(Data entries for graphics)
++++

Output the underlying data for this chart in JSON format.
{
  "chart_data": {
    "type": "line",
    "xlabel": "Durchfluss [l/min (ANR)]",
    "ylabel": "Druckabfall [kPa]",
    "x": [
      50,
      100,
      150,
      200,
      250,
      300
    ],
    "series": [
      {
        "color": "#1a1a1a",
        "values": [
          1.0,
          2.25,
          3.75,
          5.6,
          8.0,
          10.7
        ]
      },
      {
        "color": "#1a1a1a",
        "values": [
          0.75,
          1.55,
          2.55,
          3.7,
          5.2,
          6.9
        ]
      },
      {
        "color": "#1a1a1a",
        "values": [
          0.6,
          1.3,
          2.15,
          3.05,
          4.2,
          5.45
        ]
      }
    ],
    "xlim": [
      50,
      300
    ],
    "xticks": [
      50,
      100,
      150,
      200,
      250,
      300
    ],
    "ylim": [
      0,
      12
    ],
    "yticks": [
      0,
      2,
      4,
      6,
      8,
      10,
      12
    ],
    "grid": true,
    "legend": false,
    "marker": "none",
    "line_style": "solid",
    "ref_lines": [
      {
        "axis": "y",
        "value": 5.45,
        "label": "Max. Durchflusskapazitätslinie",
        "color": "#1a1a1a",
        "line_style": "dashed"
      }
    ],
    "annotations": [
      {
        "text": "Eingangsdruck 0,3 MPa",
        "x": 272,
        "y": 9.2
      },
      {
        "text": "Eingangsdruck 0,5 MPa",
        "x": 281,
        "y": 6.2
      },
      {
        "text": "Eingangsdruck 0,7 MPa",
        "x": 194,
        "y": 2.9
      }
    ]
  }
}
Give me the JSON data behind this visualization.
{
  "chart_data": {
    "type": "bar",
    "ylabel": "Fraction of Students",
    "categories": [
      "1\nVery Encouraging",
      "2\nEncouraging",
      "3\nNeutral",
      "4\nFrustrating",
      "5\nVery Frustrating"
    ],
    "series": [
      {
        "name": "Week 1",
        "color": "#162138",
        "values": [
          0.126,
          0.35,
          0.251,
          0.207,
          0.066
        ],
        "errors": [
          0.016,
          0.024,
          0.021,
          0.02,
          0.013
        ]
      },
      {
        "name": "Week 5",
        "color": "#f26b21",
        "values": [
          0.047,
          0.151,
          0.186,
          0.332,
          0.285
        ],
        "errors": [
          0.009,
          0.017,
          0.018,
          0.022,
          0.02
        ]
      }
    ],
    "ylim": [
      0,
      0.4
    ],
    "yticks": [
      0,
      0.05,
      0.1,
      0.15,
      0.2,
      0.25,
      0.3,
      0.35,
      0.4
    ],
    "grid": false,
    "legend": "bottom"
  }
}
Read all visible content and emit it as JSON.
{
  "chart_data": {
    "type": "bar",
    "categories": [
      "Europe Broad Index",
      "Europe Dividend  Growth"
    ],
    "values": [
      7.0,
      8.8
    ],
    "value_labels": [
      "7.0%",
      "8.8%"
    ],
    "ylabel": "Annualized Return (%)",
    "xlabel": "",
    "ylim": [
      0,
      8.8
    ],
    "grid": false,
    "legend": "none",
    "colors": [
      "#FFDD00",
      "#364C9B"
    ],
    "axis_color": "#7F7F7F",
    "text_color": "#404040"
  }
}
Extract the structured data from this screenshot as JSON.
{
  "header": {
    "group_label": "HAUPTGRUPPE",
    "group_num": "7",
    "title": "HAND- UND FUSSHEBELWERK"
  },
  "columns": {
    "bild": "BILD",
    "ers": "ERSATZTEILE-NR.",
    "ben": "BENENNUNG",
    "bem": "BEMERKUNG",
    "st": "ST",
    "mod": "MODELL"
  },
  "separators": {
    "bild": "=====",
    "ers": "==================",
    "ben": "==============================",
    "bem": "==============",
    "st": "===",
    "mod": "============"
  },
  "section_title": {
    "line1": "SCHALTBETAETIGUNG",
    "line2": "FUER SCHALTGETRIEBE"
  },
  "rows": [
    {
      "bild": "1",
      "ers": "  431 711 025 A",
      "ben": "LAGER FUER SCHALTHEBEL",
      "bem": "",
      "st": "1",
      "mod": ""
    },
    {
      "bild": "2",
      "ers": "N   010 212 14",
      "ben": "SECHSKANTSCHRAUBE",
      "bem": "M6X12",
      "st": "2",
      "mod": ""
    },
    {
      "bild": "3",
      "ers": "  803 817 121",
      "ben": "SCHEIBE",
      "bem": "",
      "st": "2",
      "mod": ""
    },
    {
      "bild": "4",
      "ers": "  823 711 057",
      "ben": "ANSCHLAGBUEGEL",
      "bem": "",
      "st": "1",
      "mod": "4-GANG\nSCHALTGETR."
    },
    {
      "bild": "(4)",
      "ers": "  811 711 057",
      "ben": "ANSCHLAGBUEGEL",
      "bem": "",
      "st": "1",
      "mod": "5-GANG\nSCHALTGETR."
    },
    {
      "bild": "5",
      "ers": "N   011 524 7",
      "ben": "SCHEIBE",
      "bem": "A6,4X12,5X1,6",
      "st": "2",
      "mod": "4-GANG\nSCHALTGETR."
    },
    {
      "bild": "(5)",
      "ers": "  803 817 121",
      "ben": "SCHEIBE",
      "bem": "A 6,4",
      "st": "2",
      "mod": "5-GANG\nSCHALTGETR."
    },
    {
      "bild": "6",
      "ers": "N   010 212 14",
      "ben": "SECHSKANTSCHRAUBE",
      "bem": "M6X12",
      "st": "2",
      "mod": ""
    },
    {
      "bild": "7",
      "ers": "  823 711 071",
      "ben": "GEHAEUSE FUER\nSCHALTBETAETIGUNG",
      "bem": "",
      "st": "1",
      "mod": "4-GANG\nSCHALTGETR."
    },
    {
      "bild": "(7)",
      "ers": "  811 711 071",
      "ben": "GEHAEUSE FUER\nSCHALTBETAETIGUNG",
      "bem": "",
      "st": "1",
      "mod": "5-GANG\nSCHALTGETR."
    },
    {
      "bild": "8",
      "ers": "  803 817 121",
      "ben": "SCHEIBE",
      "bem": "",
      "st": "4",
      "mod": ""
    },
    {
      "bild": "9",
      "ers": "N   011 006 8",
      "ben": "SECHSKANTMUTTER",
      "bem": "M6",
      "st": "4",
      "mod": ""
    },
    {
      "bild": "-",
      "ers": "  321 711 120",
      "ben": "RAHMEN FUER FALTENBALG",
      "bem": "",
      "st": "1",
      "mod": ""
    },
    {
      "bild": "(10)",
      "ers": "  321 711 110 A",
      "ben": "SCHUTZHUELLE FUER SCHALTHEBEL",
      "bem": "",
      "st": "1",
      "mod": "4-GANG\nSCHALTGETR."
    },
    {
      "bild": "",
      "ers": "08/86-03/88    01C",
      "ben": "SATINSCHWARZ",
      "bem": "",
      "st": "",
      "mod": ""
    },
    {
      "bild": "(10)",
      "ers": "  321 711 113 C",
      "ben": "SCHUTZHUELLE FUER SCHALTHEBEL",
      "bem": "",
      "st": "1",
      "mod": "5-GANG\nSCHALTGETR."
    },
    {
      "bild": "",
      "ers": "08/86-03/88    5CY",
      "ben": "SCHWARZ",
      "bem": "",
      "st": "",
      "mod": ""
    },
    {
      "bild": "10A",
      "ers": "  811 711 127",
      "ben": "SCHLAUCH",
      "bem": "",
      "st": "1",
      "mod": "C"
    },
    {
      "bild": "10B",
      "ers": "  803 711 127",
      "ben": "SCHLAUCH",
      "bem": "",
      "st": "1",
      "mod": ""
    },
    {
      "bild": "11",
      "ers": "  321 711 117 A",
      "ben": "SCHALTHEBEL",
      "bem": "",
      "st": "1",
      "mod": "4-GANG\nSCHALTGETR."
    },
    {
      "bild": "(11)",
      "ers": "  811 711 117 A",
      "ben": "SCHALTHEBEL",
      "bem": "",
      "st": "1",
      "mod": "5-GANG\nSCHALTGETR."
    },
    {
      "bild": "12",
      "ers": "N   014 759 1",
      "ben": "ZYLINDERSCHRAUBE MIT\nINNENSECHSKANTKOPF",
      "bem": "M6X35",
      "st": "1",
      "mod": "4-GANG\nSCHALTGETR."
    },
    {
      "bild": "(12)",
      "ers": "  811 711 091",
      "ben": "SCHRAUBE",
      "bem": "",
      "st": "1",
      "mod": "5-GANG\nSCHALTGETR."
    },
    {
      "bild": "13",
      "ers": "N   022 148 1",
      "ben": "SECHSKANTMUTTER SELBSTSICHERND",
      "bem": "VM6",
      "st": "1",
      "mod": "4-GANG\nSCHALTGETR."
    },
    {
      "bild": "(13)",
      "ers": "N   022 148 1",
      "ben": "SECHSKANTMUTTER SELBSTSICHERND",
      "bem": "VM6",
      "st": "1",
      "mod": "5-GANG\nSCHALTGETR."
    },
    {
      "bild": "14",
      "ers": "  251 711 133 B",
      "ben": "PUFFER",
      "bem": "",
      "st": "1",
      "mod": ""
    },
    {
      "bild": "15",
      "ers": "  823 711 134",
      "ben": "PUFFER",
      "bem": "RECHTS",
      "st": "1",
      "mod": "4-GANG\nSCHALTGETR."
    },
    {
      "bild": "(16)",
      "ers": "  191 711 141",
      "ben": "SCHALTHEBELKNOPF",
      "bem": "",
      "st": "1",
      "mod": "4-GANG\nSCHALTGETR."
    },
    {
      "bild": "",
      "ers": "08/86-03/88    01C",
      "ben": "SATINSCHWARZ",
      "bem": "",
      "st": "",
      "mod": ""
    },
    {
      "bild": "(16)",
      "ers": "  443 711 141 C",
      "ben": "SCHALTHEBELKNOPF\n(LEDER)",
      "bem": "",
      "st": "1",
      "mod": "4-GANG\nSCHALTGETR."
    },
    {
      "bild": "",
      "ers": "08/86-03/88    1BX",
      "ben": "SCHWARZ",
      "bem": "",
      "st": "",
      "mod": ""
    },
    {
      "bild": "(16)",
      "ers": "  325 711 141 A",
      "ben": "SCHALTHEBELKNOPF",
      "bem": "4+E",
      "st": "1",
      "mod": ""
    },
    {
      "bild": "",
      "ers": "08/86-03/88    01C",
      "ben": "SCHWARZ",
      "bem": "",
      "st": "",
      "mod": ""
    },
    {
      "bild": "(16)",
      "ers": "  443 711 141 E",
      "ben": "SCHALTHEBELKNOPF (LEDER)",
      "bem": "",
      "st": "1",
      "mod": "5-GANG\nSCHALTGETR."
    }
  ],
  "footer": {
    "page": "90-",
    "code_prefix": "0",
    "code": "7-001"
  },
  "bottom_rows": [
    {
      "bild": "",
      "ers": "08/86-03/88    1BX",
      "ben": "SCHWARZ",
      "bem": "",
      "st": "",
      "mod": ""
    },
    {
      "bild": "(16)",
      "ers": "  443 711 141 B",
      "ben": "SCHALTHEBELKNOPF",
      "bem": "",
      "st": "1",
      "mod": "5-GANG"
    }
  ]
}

++++

> **The task**:
Pull every line containing "FUER" from the data.

> **Result below**:
    "line2": "FUER SCHALTGETRIEBE"
      "ben": "LAGER FUER SCHALTHEBEL",
      "ben": "GEHAEUSE FUER\nSCHALTBETAETIGUNG",
      "ben": "GEHAEUSE FUER\nSCHALTBETAETIGUNG",
      "ben": "RAHMEN FUER FALTENBALG",
      "ben": "SCHUTZHUELLE FUER SCHALTHEBEL",
      "ben": "SCHUTZHUELLE FUER SCHALTHEBEL",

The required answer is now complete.